• Document passage:

* start *

If you’re reading this, be present because you’re already where you want to be, open your eyes to it. 

The past, it’s like looking at a painting you know all too well. But every time you revisit it, there’s something different, a little smudge of change here and there, a different stroke completely altering the blend of color. Reminders of warm fuzzy memories or experiences you might not look back at. Things that you wish you could, oh so get back, so close yet so far, things that you can almost grasp, things you want to hold onto, you replay those moments over and over. Every second in retrospect reveals something so profoundly different about you. But eventually it becomes hazy, like a fog tinted window, you can see it, but not vividly anymore. You remember the details, in words, but not the way you felt. Because you fear that once you feel that way again, you’d never want to move forward, because that one part of your life that you held so dearly close, is no longer there anymore.

* end *

• Provided records:
* start *

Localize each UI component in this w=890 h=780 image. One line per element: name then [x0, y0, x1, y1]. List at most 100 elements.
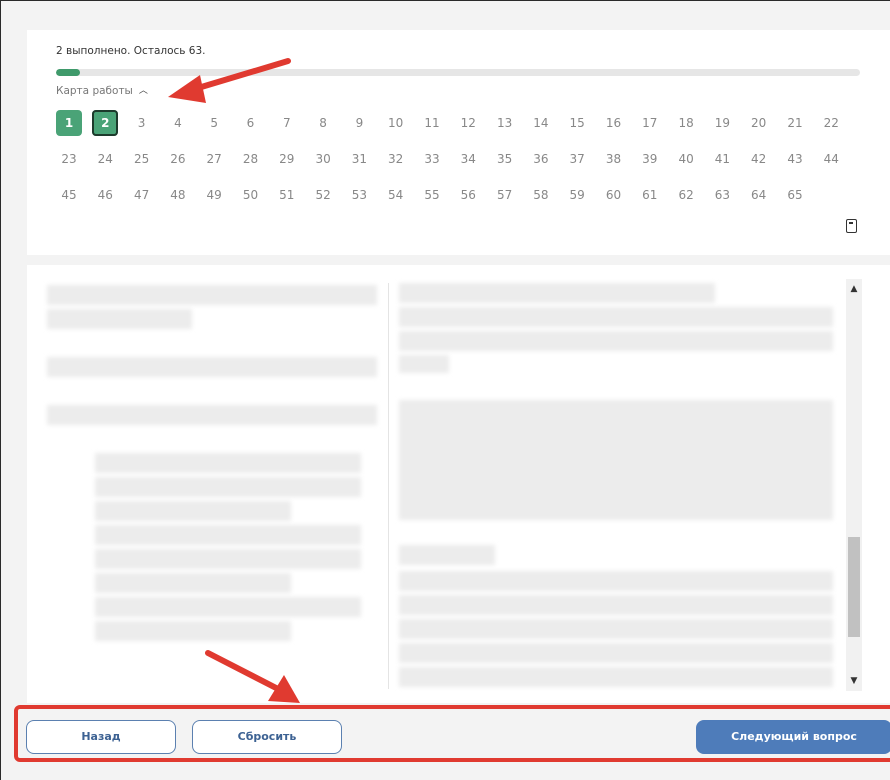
question-number-30[interactable]: 30 [310, 146, 336, 172]
blurred-content [399, 545, 495, 565]
question-number-1[interactable]: 1 [56, 110, 82, 136]
question-number-62[interactable]: 62 [673, 182, 699, 208]
question-number-49[interactable]: 49 [201, 182, 227, 208]
question-number-20[interactable]: 20 [746, 110, 772, 136]
content-scrollbar[interactable]: ▲ ▼ [846, 279, 862, 691]
question-number-4[interactable]: 4 [165, 110, 191, 136]
blurred-content [47, 405, 377, 425]
question-content-panel: ▲ ▼ [27, 265, 890, 703]
question-number-65[interactable]: 65 [782, 182, 808, 208]
blurred-content [399, 643, 833, 663]
question-number-60[interactable]: 60 [601, 182, 627, 208]
frame-border-left [0, 0, 1, 780]
question-number-42[interactable]: 42 [746, 146, 772, 172]
question-number-16[interactable]: 16 [601, 110, 627, 136]
progress-bar-fill [56, 69, 81, 76]
question-number-32[interactable]: 32 [383, 146, 409, 172]
question-number-25[interactable]: 25 [129, 146, 155, 172]
question-number-47[interactable]: 47 [129, 182, 155, 208]
calculator-icon[interactable] [846, 219, 857, 233]
question-number-53[interactable]: 53 [346, 182, 372, 208]
question-number-27[interactable]: 27 [201, 146, 227, 172]
question-number-13[interactable]: 13 [492, 110, 518, 136]
question-number-7[interactable]: 7 [274, 110, 300, 136]
question-number-50[interactable]: 50 [238, 182, 264, 208]
question-number-61[interactable]: 61 [637, 182, 663, 208]
question-number-57[interactable]: 57 [492, 182, 518, 208]
blurred-content [47, 285, 377, 305]
question-number-48[interactable]: 48 [165, 182, 191, 208]
question-number-14[interactable]: 14 [528, 110, 554, 136]
blurred-content [95, 501, 291, 521]
question-number-19[interactable]: 19 [709, 110, 735, 136]
frame-border-top [0, 0, 890, 1]
blurred-content [95, 597, 361, 617]
question-number-22[interactable]: 22 [818, 110, 844, 136]
blurred-content [399, 619, 833, 639]
blurred-content [399, 400, 833, 520]
blurred-content [399, 595, 833, 615]
question-number-44[interactable]: 44 [818, 146, 844, 172]
question-number-34[interactable]: 34 [455, 146, 481, 172]
question-number-3[interactable]: 3 [129, 110, 155, 136]
blurred-content [47, 357, 377, 377]
progress-text: 2 выполнено. Осталось 63. [56, 45, 206, 57]
question-number-24[interactable]: 24 [92, 146, 118, 172]
scroll-up-arrow-icon[interactable]: ▲ [846, 281, 862, 297]
question-number-64[interactable]: 64 [746, 182, 772, 208]
reset-button[interactable]: Сбросить [192, 720, 342, 754]
question-number-11[interactable]: 11 [419, 110, 445, 136]
question-number-36[interactable]: 36 [528, 146, 554, 172]
question-number-35[interactable]: 35 [492, 146, 518, 172]
question-number-54[interactable]: 54 [383, 182, 409, 208]
question-number-28[interactable]: 28 [238, 146, 264, 172]
question-number-45[interactable]: 45 [56, 182, 82, 208]
question-number-40[interactable]: 40 [673, 146, 699, 172]
question-number-55[interactable]: 55 [419, 182, 445, 208]
blurred-content [95, 525, 361, 545]
column-divider [388, 283, 389, 689]
question-number-31[interactable]: 31 [346, 146, 372, 172]
question-number-5[interactable]: 5 [201, 110, 227, 136]
blurred-content [95, 621, 291, 641]
blurred-content [95, 453, 361, 473]
scroll-down-arrow-icon[interactable]: ▼ [846, 673, 862, 689]
back-button[interactable]: Назад [26, 720, 176, 754]
next-question-button[interactable]: Следующий вопрос [696, 720, 890, 754]
question-number-26[interactable]: 26 [165, 146, 191, 172]
question-number-2[interactable]: 2 [92, 110, 119, 136]
question-number-56[interactable]: 56 [455, 182, 481, 208]
question-number-43[interactable]: 43 [782, 146, 808, 172]
question-number-23[interactable]: 23 [56, 146, 82, 172]
question-number-18[interactable]: 18 [673, 110, 699, 136]
progress-panel: 2 выполнено. Осталось 63. Карта работы ︿… [27, 30, 890, 255]
scrollbar-thumb[interactable] [848, 537, 860, 637]
question-number-9[interactable]: 9 [346, 110, 372, 136]
question-number-39[interactable]: 39 [637, 146, 663, 172]
question-number-51[interactable]: 51 [274, 182, 300, 208]
question-number-33[interactable]: 33 [419, 146, 445, 172]
question-number-46[interactable]: 46 [92, 182, 118, 208]
question-number-6[interactable]: 6 [238, 110, 264, 136]
question-number-37[interactable]: 37 [564, 146, 590, 172]
progress-bar [56, 69, 860, 76]
blurred-content [47, 309, 192, 329]
blurred-content [399, 667, 833, 687]
question-number-29[interactable]: 29 [274, 146, 300, 172]
question-number-59[interactable]: 59 [564, 182, 590, 208]
question-number-58[interactable]: 58 [528, 182, 554, 208]
question-number-15[interactable]: 15 [564, 110, 590, 136]
question-number-10[interactable]: 10 [383, 110, 409, 136]
question-number-63[interactable]: 63 [709, 182, 735, 208]
question-number-21[interactable]: 21 [782, 110, 808, 136]
question-number-17[interactable]: 17 [637, 110, 663, 136]
work-map-toggle[interactable]: Карта работы ︿ [56, 85, 148, 97]
question-number-52[interactable]: 52 [310, 182, 336, 208]
question-number-38[interactable]: 38 [601, 146, 627, 172]
question-number-12[interactable]: 12 [455, 110, 481, 136]
blurred-content [399, 571, 833, 591]
question-number-8[interactable]: 8 [310, 110, 336, 136]
work-map-label: Карта работы [56, 85, 133, 97]
question-number-41[interactable]: 41 [709, 146, 735, 172]
blurred-content [399, 283, 715, 303]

* end *

• Exercise task: Can you repeat everything in the passage about the past from "The past, it’s" down to "longer there anymore.", substituting "photograph" for "painting"?

• Solution:
The past, it’s like looking at a photograph you know all too well. But every time you revisit it, there’s something different, a little smudge of change here and there, a different stroke completely altering the blend of color. Reminders of warm fuzzy memories or experiences you might not look back at. Things that you wish you could, oh so get back, so close yet so far, things that you can almost grasp, things you want to hold onto, you replay those moments over and over. Every second in retrospect reveals something so profoundly different about you. But eventually it becomes hazy, like a fog tinted window, you can see it, but not vividly anymore. You remember the details, in words, but not the way you felt. Because you fear that once you feel that way again, you’d never want to move forward, because that one part of your life that you held so dearly close, is no longer there anymore.